## Objective
Review the material line by line. Identify and copy every line that contains the string "体现时代精神是文化创新的重要追求".
--- Supplied information ---
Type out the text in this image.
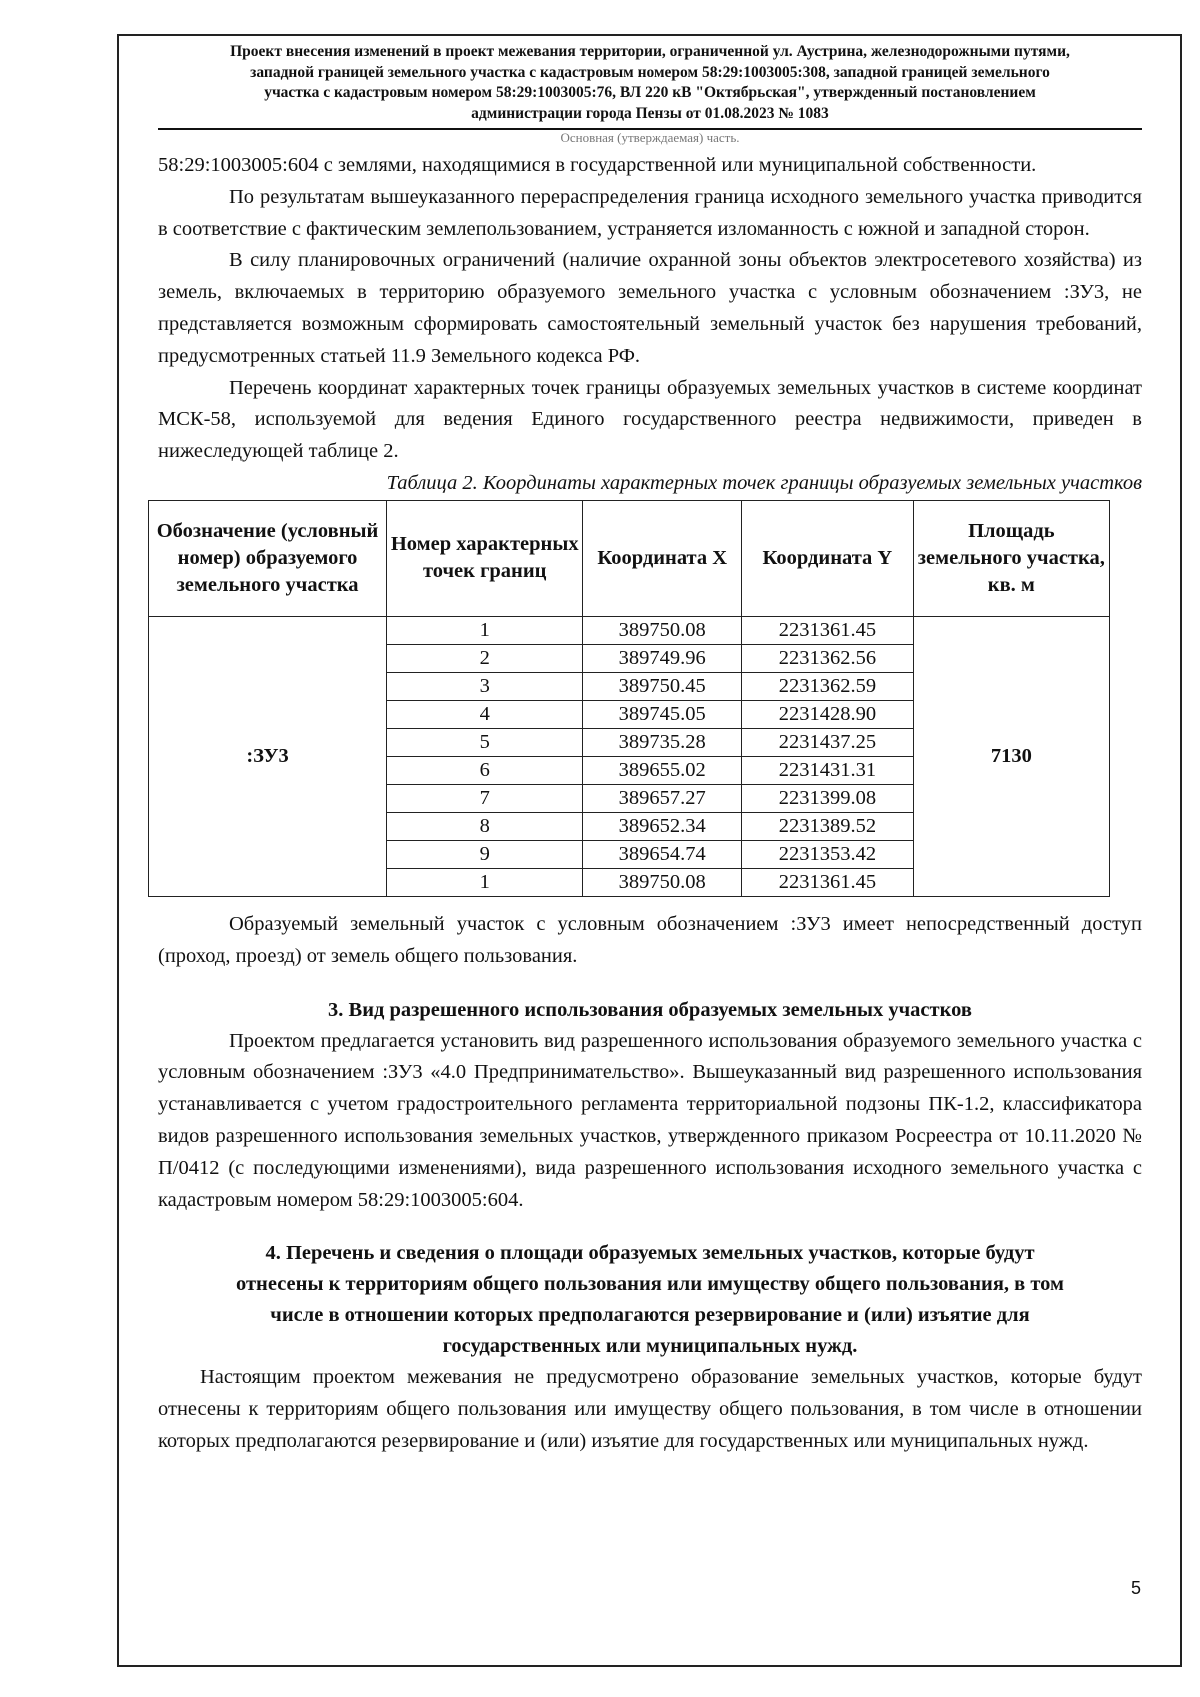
Проект внесения изменений в проект межевания территории, ограниченной ул. Аустрина, железнодорожными путями,
западной границей земельного участка с кадастровым номером 58:29:1003005:308, западной границей земельного
участка с кадастровым номером 58:29:1003005:76, ВЛ 220 кВ "Октябрьская", утвержденный постановлением
администрации города Пензы от 01.08.2023 № 1083
Основная (утверждаемая) часть.

58:29:1003005:604 с землями, находящимися в государственной или муниципальной собственности.

По результатам вышеуказанного перераспределения граница исходного земельного участка приводится в соответствие с фактическим землепользованием, устраняется изломанность с южной и западной сторон.

В силу планировочных ограничений (наличие охранной зоны объектов электросетевого хозяйства) из земель, включаемых в территорию образуемого земельного участка с условным обозначением :ЗУ3, не представляется возможным сформировать самостоятельный земельный участок без нарушения требований, предусмотренных статьей 11.9 Земельного кодекса РФ.

Перечень координат характерных точек границы образуемых земельных участков в системе координат МСК-58, используемой для ведения Единого государственного реестра недвижимости, приведен в нижеследующей таблице 2.

Таблица 2. Координаты характерных точек границы образуемых земельных участков

Обозначение (условный номер) образуемого земельного участка	Номер характерных точек границ	Координата X	Координата Y	Площадь земельного участка, кв. м
:ЗУ3	1	389750.08	2231361.45	7130
	2	389749.96	2231362.56	
	3	389750.45	2231362.59	
	4	389745.05	2231428.90	
	5	389735.28	2231437.25	
	6	389655.02	2231431.31	
	7	389657.27	2231399.08	
	8	389652.34	2231389.52	
	9	389654.74	2231353.42	
	1	389750.08	2231361.45	

Образуемый земельный участок с условным обозначением :ЗУ3 имеет непосредственный доступ (проход, проезд) от земель общего пользования.

3. Вид разрешенного использования образуемых земельных участков

Проектом предлагается установить вид разрешенного использования образуемого земельного участка с условным обозначением :ЗУ3 «4.0 Предпринимательство». Вышеуказанный вид разрешенного использования устанавливается с учетом градостроительного регламента территориальной подзоны ПК-1.2, классификатора видов разрешенного использования земельных участков, утвержденного приказом Росреестра от 10.11.2020 № П/0412 (с последующими изменениями), вида разрешенного использования исходного земельного участка с кадастровым номером 58:29:1003005:604.

4. Перечень и сведения о площади образуемых земельных участков, которые будут
отнесены к территориям общего пользования или имуществу общего пользования, в том
числе в отношении которых предполагаются резервирование и (или) изъятие для
государственных или муниципальных нужд.

Настоящим проектом межевания не предусмотрено образование земельных участков, которые будут отнесены к территориям общего пользования или имуществу общего пользования, в том числе в отношении которых предполагаются резервирование и (или) изъятие для государственных или муниципальных нужд.

5
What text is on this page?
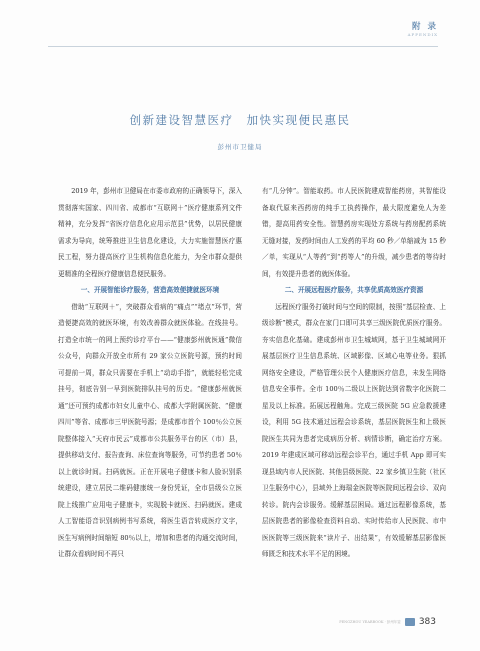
附 录
APPENDIX
创新建设智慧医疗　加快实现便民惠民
彭州市卫健局

2019 年，彭州市卫健局在市委市政府的正确领导下，深入贯彻落实国家、四川省、成都市“互联网＋”医疗健康系列文件精神，充分发挥“省医疗信息化应用示范县”优势，以居民健康需求为导向，统筹推进卫生信息化建设，大力实施智慧医疗惠民工程，努力提高医疗卫生机构信息化能力，为全市群众提供更精准的全程医疗健康信息便民服务。

一、开展智能诊疗服务，营造高效便捷就医环境

借助“互联网＋”，突破群众看病的“痛点”“堵点”环节，营造便捷高效的就医环境，有效改善群众就医体验。在线挂号。打造全市统一的网上预约诊疗平台——“健康彭州就医通”微信公众号，向群众开放全市所有 29 家公立医院号源，预约时间可提前一周，群众只需要在手机上“动动手指”，就能轻松完成挂号，彻底告别一早到医院排队挂号的历史。“健康彭州就医通”还可预约成都市妇女儿童中心、成都大学附属医院、“健康四川”等省、成都市三甲医院号源；是成都市首个 100％公立医院整体接入“天府市民云”成都市公共服务平台的区（市）县，提供移动支付、报告查询、床位查询等服务，可节约患者 50％以上就诊时间。扫码就医。正在开展电子健康卡和人脸识别系统建设，建立居民二维码健康统一身份凭证，全市县级公立医院上线推广应用电子健康卡，实现脱卡就医、扫码就医。建成人工智能语音识别病例书写系统，将医生语音转成医疗文字，医生写病例时间缩短 80％以上，增加和患者的沟通交流时间，让群众看病时间不再只

有“几分钟”。智能取药。市人民医院建成智能药房，其智能设备取代原来西药房的纯手工执药操作，最大限度避免人为差错，提高用药安全性。智慧药房实现处方系统与药房配药系统无缝对接，发药时间由人工发药的平均 60 秒／单缩减为 15 秒／单，实现从“人等药”到“药等人”的升级，减少患者的等待时间，有效提升患者的就医体验。

二、开展远程医疗服务，共享优质高效医疗资源

远程医疗服务打破时间与空间的限制，按照“基层检查、上级诊断”模式，群众在家门口即可共享三级医院优质医疗服务。夯实信息化基础。建成彭州市卫生城域网，基于卫生城域网开展基层医疗卫生信息系统、区域影像、区域心电等业务。狠抓网络安全建设，严格管理公民个人健康医疗信息，未发生网络信息安全事件。全市 100％二级以上医院达到省数字化医院二星及以上标准。拓展远程触角。完成三级医院 5G 应急救援建设，利用 5G 技术通过远程会诊系统，基层医院医生和上级医院医生共同为患者完成病历分析、病情诊断，确定治疗方案。2019 年建成区域可移动远程会诊平台，通过手机 App 即可实现县域内市人民医院、其他县级医院、22 家乡镇卫生院（社区卫生服务中心），县域外上海瑞金医院等医院间远程会诊、双向转诊。院内会诊服务。缓解基层困局。通过远程影像系统，基层医院患者的影像检查资料自动、实时传给市人民医院、市中医医院等三级医院来“读片子、出结果”，有效缓解基层影像医师匮乏和技术水平不足的困境。

PENGZHOU YEARBOOK · 彭州年鉴 383
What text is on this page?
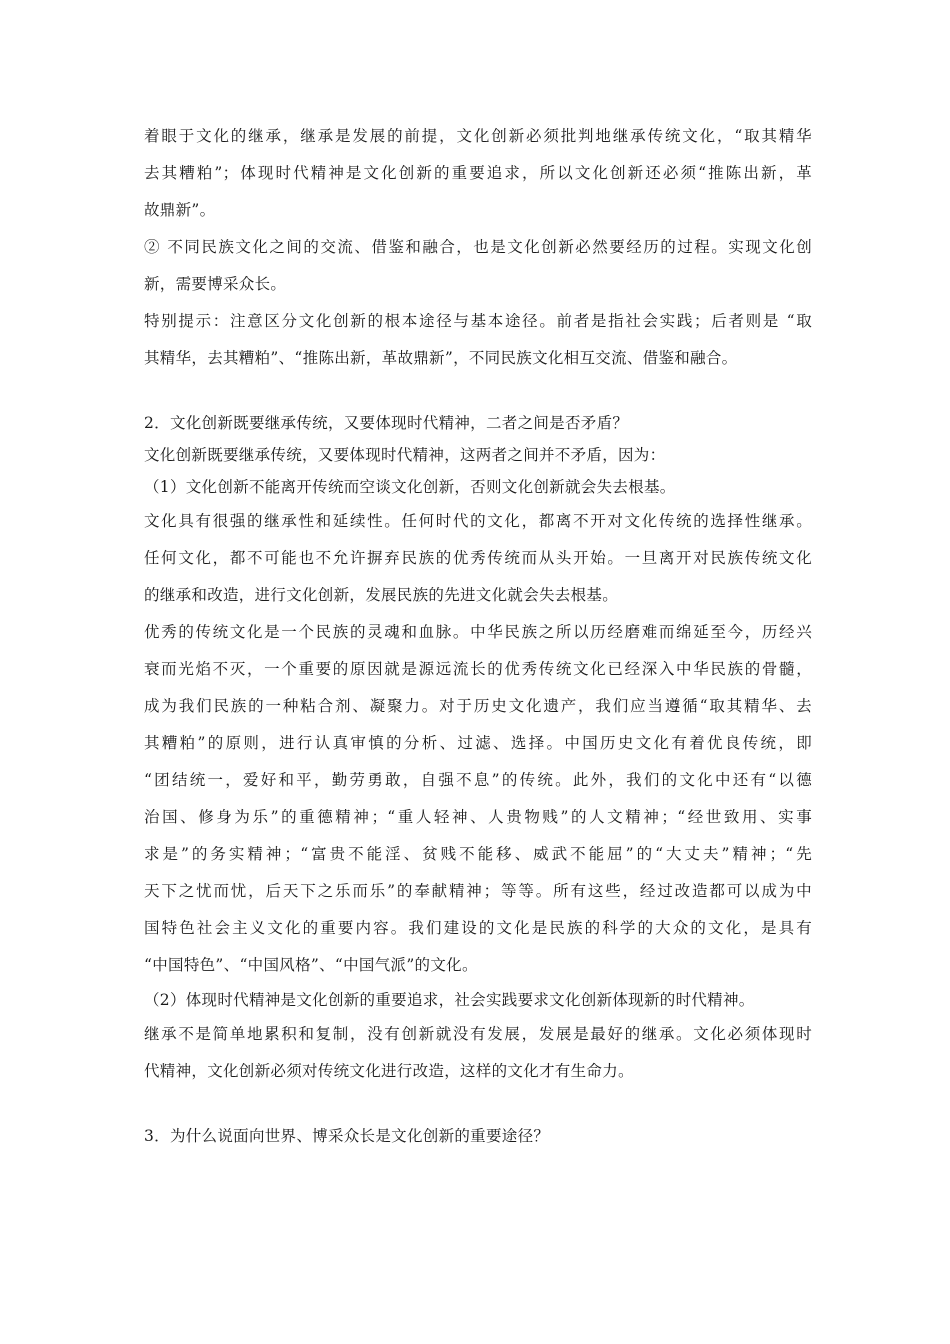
着眼于文化的继承，继承是发展的前提，文化创新必须批判地继承传统文化，“取其精华
去其糟粕”；体现时代精神是文化创新的重要追求，所以文化创新还必须“推陈出新，革
故鼎新”。
② 不同民族文化之间的交流、借鉴和融合，也是文化创新必然要经历的过程。实现文化创
新，需要博采众长。
特别提示：注意区分文化创新的根本途径与基本途径。前者是指社会实践；后者则是 “取
其精华，去其糟粕”、“推陈出新，革故鼎新”，不同民族文化相互交流、借鉴和融合。
2．文化创新既要继承传统，又要体现时代精神，二者之间是否矛盾？
文化创新既要继承传统，又要体现时代精神，这两者之间并不矛盾，因为：
（1）文化创新不能离开传统而空谈文化创新，否则文化创新就会失去根基。
文化具有很强的继承性和延续性。任何时代的文化，都离不开对文化传统的选择性继承。
任何文化，都不可能也不允许摒弃民族的优秀传统而从头开始。一旦离开对民族传统文化
的继承和改造，进行文化创新，发展民族的先进文化就会失去根基。
优秀的传统文化是一个民族的灵魂和血脉。中华民族之所以历经磨难而绵延至今，历经兴
衰而光焰不灭，一个重要的原因就是源远流长的优秀传统文化已经深入中华民族的骨髓，
成为我们民族的一种粘合剂、凝聚力。对于历史文化遗产，我们应当遵循“取其精华、去
其糟粕”的原则，进行认真审慎的分析、过滤、选择。中国历史文化有着优良传统，即
“团结统一，爱好和平，勤劳勇敢，自强不息”的传统。此外，我们的文化中还有“以德
治国、修身为乐”的重德精神；“重人轻神、人贵物贱”的人文精神；“经世致用、实事
求是”的务实精神；“富贵不能淫、贫贱不能移、威武不能屈”的“大丈夫”精神；“先
天下之忧而忧，后天下之乐而乐”的奉献精神；等等。所有这些，经过改造都可以成为中
国特色社会主义文化的重要内容。我们建设的文化是民族的科学的大众的文化，是具有
“中国特色”、“中国风格”、“中国气派”的文化。
（2）体现时代精神是文化创新的重要追求，社会实践要求文化创新体现新的时代精神。
继承不是简单地累积和复制，没有创新就没有发展，发展是最好的继承。文化必须体现时
代精神，文化创新必须对传统文化进行改造，这样的文化才有生命力。
3．为什么说面向世界、博采众长是文化创新的重要途径？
---
## Complete answer
去其糟粕”；体现时代精神是文化创新的重要追求，所以文化创新还必须“推陈出新，革
（2）体现时代精神是文化创新的重要追求，社会实践要求文化创新体现新的时代精神。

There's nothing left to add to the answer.